WHAT YOU SHOULD DO -> Copy all lines holding the word "autokarem" from the entries.

Stored data entries
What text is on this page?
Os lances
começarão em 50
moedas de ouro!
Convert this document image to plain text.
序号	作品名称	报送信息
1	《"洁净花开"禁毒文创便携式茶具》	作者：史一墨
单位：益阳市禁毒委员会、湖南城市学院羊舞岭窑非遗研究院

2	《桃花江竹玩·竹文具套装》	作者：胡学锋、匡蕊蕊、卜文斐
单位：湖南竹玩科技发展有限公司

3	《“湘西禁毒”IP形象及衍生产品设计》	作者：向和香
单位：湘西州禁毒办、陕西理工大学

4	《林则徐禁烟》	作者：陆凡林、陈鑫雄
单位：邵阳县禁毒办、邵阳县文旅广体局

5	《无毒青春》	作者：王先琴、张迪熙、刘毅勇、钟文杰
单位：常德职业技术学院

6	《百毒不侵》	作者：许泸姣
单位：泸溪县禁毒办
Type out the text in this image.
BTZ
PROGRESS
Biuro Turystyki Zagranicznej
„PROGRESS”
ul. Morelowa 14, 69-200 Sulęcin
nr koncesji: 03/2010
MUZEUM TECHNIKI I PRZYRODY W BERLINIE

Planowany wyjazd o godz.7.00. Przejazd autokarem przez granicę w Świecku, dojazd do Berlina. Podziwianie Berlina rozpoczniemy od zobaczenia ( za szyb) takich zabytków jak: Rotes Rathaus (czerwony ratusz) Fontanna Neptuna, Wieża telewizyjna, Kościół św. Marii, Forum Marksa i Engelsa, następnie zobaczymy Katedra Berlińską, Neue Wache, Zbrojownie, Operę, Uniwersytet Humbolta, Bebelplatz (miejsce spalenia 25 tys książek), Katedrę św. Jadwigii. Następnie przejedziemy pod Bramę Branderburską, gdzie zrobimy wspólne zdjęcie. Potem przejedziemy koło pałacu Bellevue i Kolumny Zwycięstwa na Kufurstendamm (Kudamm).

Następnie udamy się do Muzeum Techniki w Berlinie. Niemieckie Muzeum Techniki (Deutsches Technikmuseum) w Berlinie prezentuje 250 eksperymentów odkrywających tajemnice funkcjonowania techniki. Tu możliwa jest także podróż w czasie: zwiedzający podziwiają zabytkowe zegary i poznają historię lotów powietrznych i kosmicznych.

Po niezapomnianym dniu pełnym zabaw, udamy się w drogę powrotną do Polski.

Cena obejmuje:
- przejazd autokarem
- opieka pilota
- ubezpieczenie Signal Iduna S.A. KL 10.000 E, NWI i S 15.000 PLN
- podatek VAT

TASK OUTPUT ->
Planowany wyjazd o godz.7.00. Przejazd autokarem przez granicę w Świecku, dojazd do Berlina. Podziwianie Berlina rozpoczniemy od zobaczenia ( za szyb) takich zabytków jak: Rotes Rathaus (czerwony ratusz) Fontanna Neptuna, Wieża telewizyjna, Kościół św. Marii, Forum Marksa i Engelsa, następnie zobaczymy Katedra Berlińską, Neue Wache, Zbrojownie, Operę, Uniwersytet Humbolta, Bebelplatz (miejsce spalenia 25 tys książek), Katedrę św. Jadwigii. Następnie przejedziemy pod Bramę Branderburską, gdzie zrobimy wspólne zdjęcie. Potem przejedziemy koło pałacu Bellevue i Kolumny Zwycięstwa na Kufurstendamm (Kudamm).
- przejazd autokarem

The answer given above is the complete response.